[WRITTEN EXERCISE]: Skip every image and restate the data word for word.

[Figure record listings]
# # # #

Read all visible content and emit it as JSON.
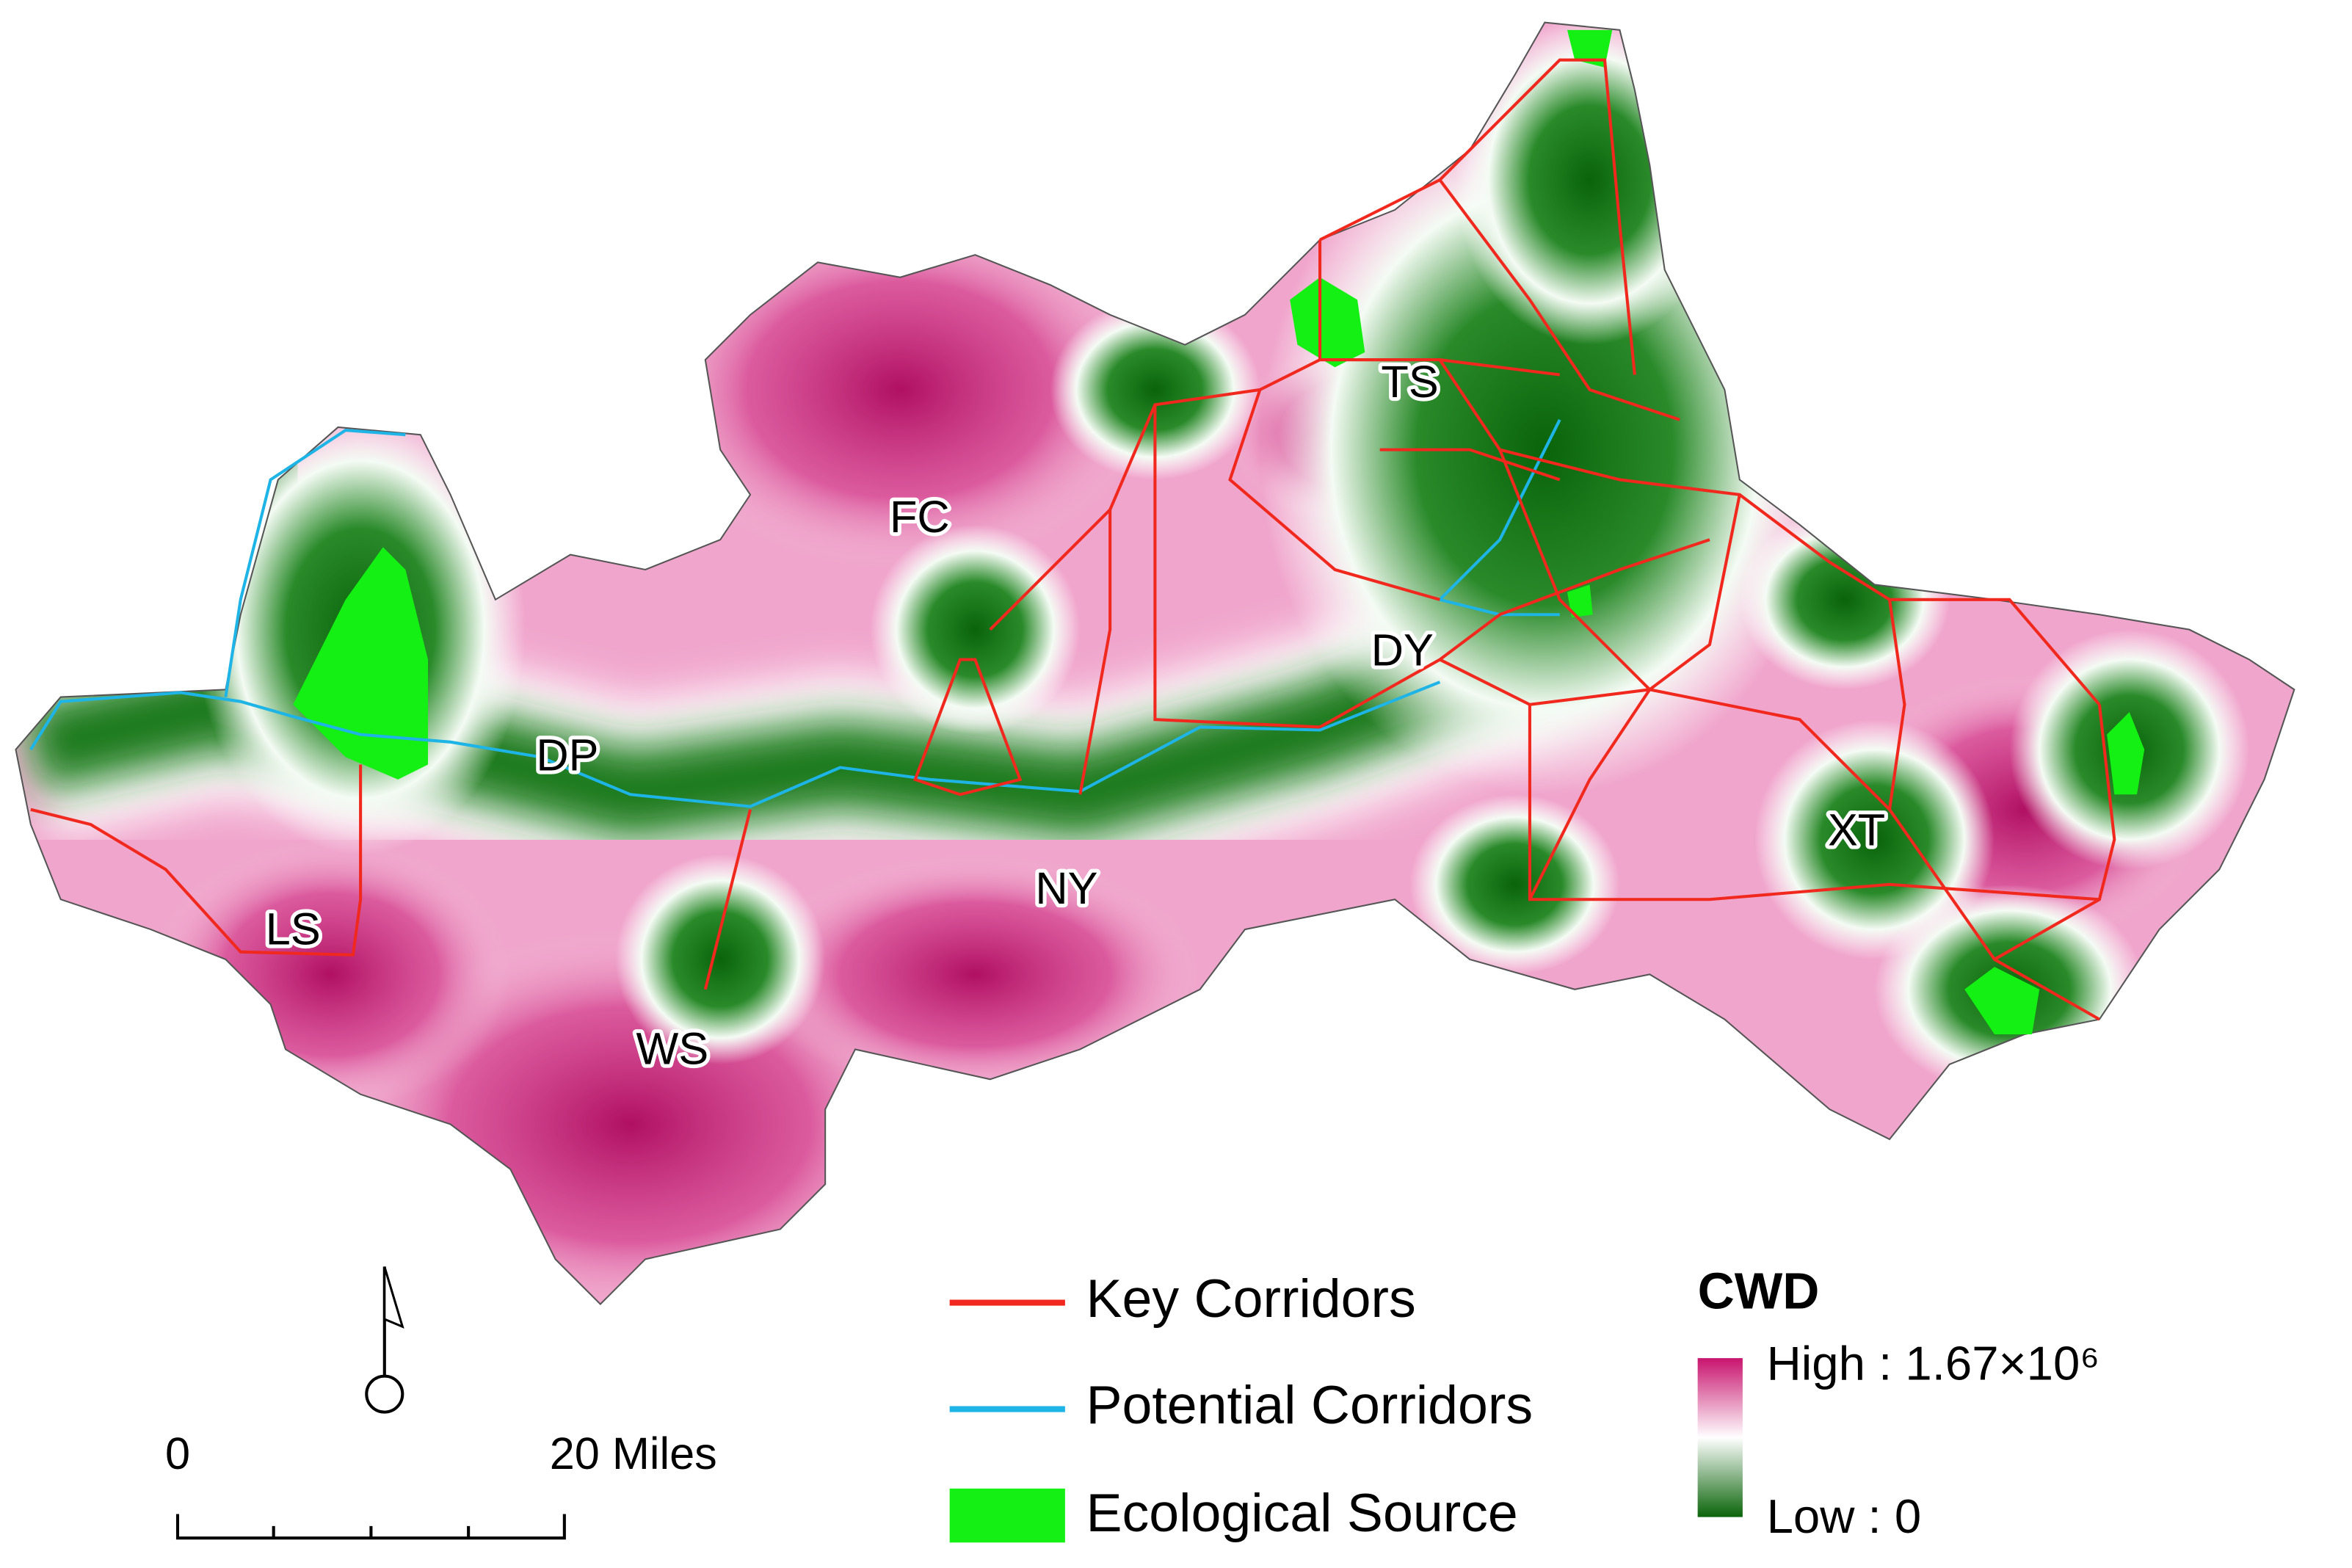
{
  "places": [
    {
      "label": "LS"
    },
    {
      "label": "WS"
    },
    {
      "label": "DP"
    },
    {
      "label": "FC"
    },
    {
      "label": "NY"
    },
    {
      "label": "TS"
    },
    {
      "label": "DY"
    },
    {
      "label": "XT"
    }
  ],
  "legend": [
    {
      "label": "Key Corridors",
      "color": "#f0281e"
    },
    {
      "label": "Potential Corridors",
      "color": "#1eb4e6"
    },
    {
      "label": "Ecological Source",
      "color": "#14f014"
    }
  ],
  "cwd_legend": {
    "title": "CWD",
    "high_label": "High : 1.67×10⁶",
    "low_label": "Low : 0",
    "high_color": "#c8146e",
    "low_color": "#0a640a"
  },
  "scale_bar": {
    "start_label": "0",
    "end_label": "20 Miles"
  }
}
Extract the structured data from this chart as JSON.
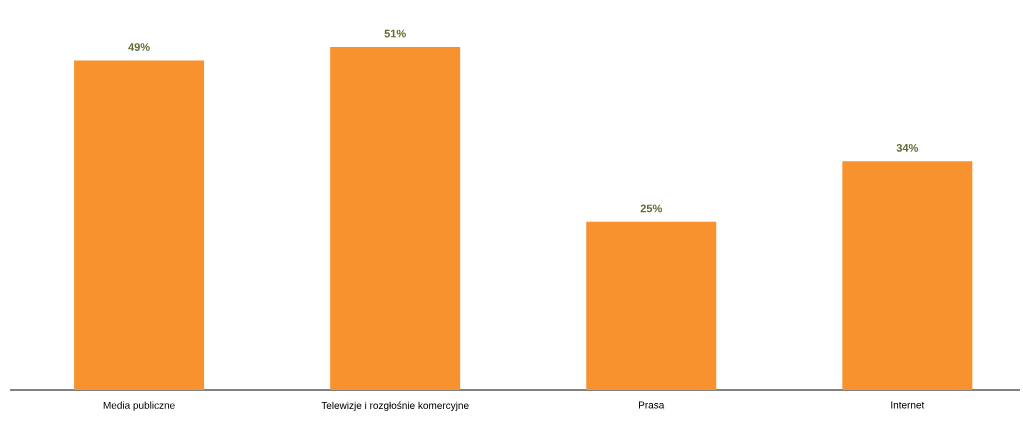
{
  "chart_data": {
    "type": "bar",
    "categories": [
      "Media publiczne",
      "Telewizje i rozgłośnie komercyjne",
      "Prasa",
      "Internet"
    ],
    "values": [
      49,
      51,
      25,
      34
    ],
    "value_labels": [
      "49%",
      "51%",
      "25%",
      "34%"
    ],
    "color": "#f7922f"
  }
}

# # # #

[FINISHED TASK]:
Read all visible content and emit it as JSON.
{
  "places": [
    {
      "label": "LS"
    },
    {
      "label": "WS"
    },
    {
      "label": "DP"
    },
    {
      "label": "FC"
    },
    {
      "label": "NY"
    },
    {
      "label": "TS"
    },
    {
      "label": "DY"
    },
    {
      "label": "XT"
    }
  ],
  "legend": [
    {
      "label": "Key Corridors",
      "color": "#f0281e"
    },
    {
      "label": "Potential Corridors",
      "color": "#1eb4e6"
    },
    {
      "label": "Ecological Source",
      "color": "#14f014"
    }
  ],
  "cwd_legend": {
    "title": "CWD",
    "high_label": "High : 1.67×10⁶",
    "low_label": "Low : 0",
    "high_color": "#c8146e",
    "low_color": "#0a640a"
  },
  "scale_bar": {
    "start_label": "0",
    "end_label": "20 Miles"
  }
}
Extract the structured data from this chart as JSON.
{
  "chart_data": {
    "type": "bar",
    "categories": [
      "Media publiczne",
      "Telewizje i rozgłośnie komercyjne",
      "Prasa",
      "Internet"
    ],
    "values": [
      49,
      51,
      25,
      34
    ],
    "value_labels": [
      "49%",
      "51%",
      "25%",
      "34%"
    ],
    "color": "#f7922f"
  }
}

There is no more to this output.